Exercise details
All of the data needs to be repeated exactly.

Extracted records:
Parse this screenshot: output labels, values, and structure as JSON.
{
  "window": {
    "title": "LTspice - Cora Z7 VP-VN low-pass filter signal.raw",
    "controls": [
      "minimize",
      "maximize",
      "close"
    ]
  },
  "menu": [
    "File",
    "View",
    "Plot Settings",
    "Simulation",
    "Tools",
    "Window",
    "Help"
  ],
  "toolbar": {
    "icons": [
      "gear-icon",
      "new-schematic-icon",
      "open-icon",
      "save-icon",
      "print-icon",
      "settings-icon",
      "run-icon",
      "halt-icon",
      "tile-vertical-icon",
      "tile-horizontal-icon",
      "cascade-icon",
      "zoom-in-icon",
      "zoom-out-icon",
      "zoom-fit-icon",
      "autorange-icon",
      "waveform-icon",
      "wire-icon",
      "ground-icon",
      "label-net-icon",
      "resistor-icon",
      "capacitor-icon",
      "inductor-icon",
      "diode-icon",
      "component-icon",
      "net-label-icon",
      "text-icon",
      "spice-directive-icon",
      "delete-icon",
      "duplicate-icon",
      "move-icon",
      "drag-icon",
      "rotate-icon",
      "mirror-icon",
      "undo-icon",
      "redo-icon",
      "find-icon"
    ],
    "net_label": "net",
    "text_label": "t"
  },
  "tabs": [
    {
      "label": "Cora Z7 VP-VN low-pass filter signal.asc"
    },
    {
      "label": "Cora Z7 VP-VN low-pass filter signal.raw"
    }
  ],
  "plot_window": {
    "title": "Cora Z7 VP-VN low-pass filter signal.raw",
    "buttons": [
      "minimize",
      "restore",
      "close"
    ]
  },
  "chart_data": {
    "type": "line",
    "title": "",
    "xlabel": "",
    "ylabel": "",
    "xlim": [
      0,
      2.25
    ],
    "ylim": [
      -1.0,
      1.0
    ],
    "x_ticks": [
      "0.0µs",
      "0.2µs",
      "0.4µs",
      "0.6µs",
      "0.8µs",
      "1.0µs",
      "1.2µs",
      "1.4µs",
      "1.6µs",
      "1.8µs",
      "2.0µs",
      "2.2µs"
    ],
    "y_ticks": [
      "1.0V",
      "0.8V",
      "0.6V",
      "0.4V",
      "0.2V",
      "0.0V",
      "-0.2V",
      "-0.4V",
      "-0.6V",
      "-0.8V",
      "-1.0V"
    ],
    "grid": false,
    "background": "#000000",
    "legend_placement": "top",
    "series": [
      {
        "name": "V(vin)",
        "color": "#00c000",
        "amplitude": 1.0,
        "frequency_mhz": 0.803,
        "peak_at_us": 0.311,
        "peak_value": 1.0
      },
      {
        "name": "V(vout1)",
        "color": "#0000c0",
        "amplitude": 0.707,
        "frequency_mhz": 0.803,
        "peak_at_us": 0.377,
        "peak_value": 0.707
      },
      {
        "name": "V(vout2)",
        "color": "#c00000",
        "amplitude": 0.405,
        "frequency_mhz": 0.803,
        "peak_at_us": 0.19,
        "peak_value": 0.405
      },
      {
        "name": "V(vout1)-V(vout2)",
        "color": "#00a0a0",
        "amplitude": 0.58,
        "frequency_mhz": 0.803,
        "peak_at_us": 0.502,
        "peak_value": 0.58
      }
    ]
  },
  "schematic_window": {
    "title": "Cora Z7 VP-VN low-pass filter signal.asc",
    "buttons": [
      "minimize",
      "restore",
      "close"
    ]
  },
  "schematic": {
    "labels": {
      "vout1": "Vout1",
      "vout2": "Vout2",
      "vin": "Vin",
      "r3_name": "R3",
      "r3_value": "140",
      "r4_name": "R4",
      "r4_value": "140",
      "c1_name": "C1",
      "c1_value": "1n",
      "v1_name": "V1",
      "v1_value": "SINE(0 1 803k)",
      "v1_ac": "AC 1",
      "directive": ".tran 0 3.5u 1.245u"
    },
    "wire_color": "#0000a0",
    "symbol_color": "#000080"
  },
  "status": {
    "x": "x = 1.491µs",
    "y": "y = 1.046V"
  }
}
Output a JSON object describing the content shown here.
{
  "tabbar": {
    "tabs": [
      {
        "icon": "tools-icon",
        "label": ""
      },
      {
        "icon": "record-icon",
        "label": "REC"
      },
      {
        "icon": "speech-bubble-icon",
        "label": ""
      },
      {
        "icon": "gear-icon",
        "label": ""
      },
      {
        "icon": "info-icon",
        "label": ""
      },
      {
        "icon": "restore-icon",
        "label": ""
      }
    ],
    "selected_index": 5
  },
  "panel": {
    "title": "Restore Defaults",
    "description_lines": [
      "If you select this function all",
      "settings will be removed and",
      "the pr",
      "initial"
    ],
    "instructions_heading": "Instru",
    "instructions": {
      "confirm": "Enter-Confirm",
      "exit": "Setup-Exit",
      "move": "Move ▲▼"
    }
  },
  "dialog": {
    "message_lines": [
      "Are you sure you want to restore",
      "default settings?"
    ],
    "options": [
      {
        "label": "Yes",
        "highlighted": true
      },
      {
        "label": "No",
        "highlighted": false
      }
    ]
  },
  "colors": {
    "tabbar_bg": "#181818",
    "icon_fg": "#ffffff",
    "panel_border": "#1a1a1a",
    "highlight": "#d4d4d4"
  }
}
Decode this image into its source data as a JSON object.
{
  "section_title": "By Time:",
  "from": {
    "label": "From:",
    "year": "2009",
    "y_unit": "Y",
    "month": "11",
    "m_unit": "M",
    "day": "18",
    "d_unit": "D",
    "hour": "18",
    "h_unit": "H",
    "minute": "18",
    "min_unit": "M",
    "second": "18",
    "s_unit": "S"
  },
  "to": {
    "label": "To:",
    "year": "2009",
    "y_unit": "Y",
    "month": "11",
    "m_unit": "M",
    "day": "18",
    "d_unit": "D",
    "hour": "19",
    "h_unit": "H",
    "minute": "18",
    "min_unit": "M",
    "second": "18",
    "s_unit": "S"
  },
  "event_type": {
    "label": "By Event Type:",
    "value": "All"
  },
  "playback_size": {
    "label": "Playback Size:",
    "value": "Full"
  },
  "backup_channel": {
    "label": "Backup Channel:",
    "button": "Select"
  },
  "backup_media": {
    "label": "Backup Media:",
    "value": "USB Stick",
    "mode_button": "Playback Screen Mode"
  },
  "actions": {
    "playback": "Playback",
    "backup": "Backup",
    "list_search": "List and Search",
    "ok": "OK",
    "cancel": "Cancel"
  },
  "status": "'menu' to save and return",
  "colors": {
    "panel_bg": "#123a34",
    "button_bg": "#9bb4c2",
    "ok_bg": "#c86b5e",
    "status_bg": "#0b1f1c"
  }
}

Result of this task
Parse this screenshot: output labels, values, and structure as JSON.
{
  "window": {
    "title": "LTspice - Cora Z7 VP-VN low-pass filter signal.raw",
    "controls": [
      "minimize",
      "maximize",
      "close"
    ]
  },
  "menu": [
    "File",
    "View",
    "Plot Settings",
    "Simulation",
    "Tools",
    "Window",
    "Help"
  ],
  "toolbar": {
    "icons": [
      "gear-icon",
      "new-schematic-icon",
      "open-icon",
      "save-icon",
      "print-icon",
      "settings-icon",
      "run-icon",
      "halt-icon",
      "tile-vertical-icon",
      "tile-horizontal-icon",
      "cascade-icon",
      "zoom-in-icon",
      "zoom-out-icon",
      "zoom-fit-icon",
      "autorange-icon",
      "waveform-icon",
      "wire-icon",
      "ground-icon",
      "label-net-icon",
      "resistor-icon",
      "capacitor-icon",
      "inductor-icon",
      "diode-icon",
      "component-icon",
      "net-label-icon",
      "text-icon",
      "spice-directive-icon",
      "delete-icon",
      "duplicate-icon",
      "move-icon",
      "drag-icon",
      "rotate-icon",
      "mirror-icon",
      "undo-icon",
      "redo-icon",
      "find-icon"
    ],
    "net_label": "net",
    "text_label": "t"
  },
  "tabs": [
    {
      "label": "Cora Z7 VP-VN low-pass filter signal.asc"
    },
    {
      "label": "Cora Z7 VP-VN low-pass filter signal.raw"
    }
  ],
  "plot_window": {
    "title": "Cora Z7 VP-VN low-pass filter signal.raw",
    "buttons": [
      "minimize",
      "restore",
      "close"
    ]
  },
  "chart_data": {
    "type": "line",
    "title": "",
    "xlabel": "",
    "ylabel": "",
    "xlim": [
      0,
      2.25
    ],
    "ylim": [
      -1.0,
      1.0
    ],
    "x_ticks": [
      "0.0µs",
      "0.2µs",
      "0.4µs",
      "0.6µs",
      "0.8µs",
      "1.0µs",
      "1.2µs",
      "1.4µs",
      "1.6µs",
      "1.8µs",
      "2.0µs",
      "2.2µs"
    ],
    "y_ticks": [
      "1.0V",
      "0.8V",
      "0.6V",
      "0.4V",
      "0.2V",
      "0.0V",
      "-0.2V",
      "-0.4V",
      "-0.6V",
      "-0.8V",
      "-1.0V"
    ],
    "grid": false,
    "background": "#000000",
    "legend_placement": "top",
    "series": [
      {
        "name": "V(vin)",
        "color": "#00c000",
        "amplitude": 1.0,
        "frequency_mhz": 0.803,
        "peak_at_us": 0.311,
        "peak_value": 1.0
      },
      {
        "name": "V(vout1)",
        "color": "#0000c0",
        "amplitude": 0.707,
        "frequency_mhz": 0.803,
        "peak_at_us": 0.377,
        "peak_value": 0.707
      },
      {
        "name": "V(vout2)",
        "color": "#c00000",
        "amplitude": 0.405,
        "frequency_mhz": 0.803,
        "peak_at_us": 0.19,
        "peak_value": 0.405
      },
      {
        "name": "V(vout1)-V(vout2)",
        "color": "#00a0a0",
        "amplitude": 0.58,
        "frequency_mhz": 0.803,
        "peak_at_us": 0.502,
        "peak_value": 0.58
      }
    ]
  },
  "schematic_window": {
    "title": "Cora Z7 VP-VN low-pass filter signal.asc",
    "buttons": [
      "minimize",
      "restore",
      "close"
    ]
  },
  "schematic": {
    "labels": {
      "vout1": "Vout1",
      "vout2": "Vout2",
      "vin": "Vin",
      "r3_name": "R3",
      "r3_value": "140",
      "r4_name": "R4",
      "r4_value": "140",
      "c1_name": "C1",
      "c1_value": "1n",
      "v1_name": "V1",
      "v1_value": "SINE(0 1 803k)",
      "v1_ac": "AC 1",
      "directive": ".tran 0 3.5u 1.245u"
    },
    "wire_color": "#0000a0",
    "symbol_color": "#000080"
  },
  "status": {
    "x": "x = 1.491µs",
    "y": "y = 1.046V"
  }
}
Output a JSON object describing the content shown here.
{
  "tabbar": {
    "tabs": [
      {
        "icon": "tools-icon",
        "label": ""
      },
      {
        "icon": "record-icon",
        "label": "REC"
      },
      {
        "icon": "speech-bubble-icon",
        "label": ""
      },
      {
        "icon": "gear-icon",
        "label": ""
      },
      {
        "icon": "info-icon",
        "label": ""
      },
      {
        "icon": "restore-icon",
        "label": ""
      }
    ],
    "selected_index": 5
  },
  "panel": {
    "title": "Restore Defaults",
    "description_lines": [
      "If you select this function all",
      "settings will be removed and",
      "the pr",
      "initial"
    ],
    "instructions_heading": "Instru",
    "instructions": {
      "confirm": "Enter-Confirm",
      "exit": "Setup-Exit",
      "move": "Move ▲▼"
    }
  },
  "dialog": {
    "message_lines": [
      "Are you sure you want to restore",
      "default settings?"
    ],
    "options": [
      {
        "label": "Yes",
        "highlighted": true
      },
      {
        "label": "No",
        "highlighted": false
      }
    ]
  },
  "colors": {
    "tabbar_bg": "#181818",
    "icon_fg": "#ffffff",
    "panel_border": "#1a1a1a",
    "highlight": "#d4d4d4"
  }
}
Decode this image into its source data as a JSON object.
{
  "section_title": "By Time:",
  "from": {
    "label": "From:",
    "year": "2009",
    "y_unit": "Y",
    "month": "11",
    "m_unit": "M",
    "day": "18",
    "d_unit": "D",
    "hour": "18",
    "h_unit": "H",
    "minute": "18",
    "min_unit": "M",
    "second": "18",
    "s_unit": "S"
  },
  "to": {
    "label": "To:",
    "year": "2009",
    "y_unit": "Y",
    "month": "11",
    "m_unit": "M",
    "day": "18",
    "d_unit": "D",
    "hour": "19",
    "h_unit": "H",
    "minute": "18",
    "min_unit": "M",
    "second": "18",
    "s_unit": "S"
  },
  "event_type": {
    "label": "By Event Type:",
    "value": "All"
  },
  "playback_size": {
    "label": "Playback Size:",
    "value": "Full"
  },
  "backup_channel": {
    "label": "Backup Channel:",
    "button": "Select"
  },
  "backup_media": {
    "label": "Backup Media:",
    "value": "USB Stick",
    "mode_button": "Playback Screen Mode"
  },
  "actions": {
    "playback": "Playback",
    "backup": "Backup",
    "list_search": "List and Search",
    "ok": "OK",
    "cancel": "Cancel"
  },
  "status": "'menu' to save and return",
  "colors": {
    "panel_bg": "#123a34",
    "button_bg": "#9bb4c2",
    "ok_bg": "#c86b5e",
    "status_bg": "#0b1f1c"
  }
}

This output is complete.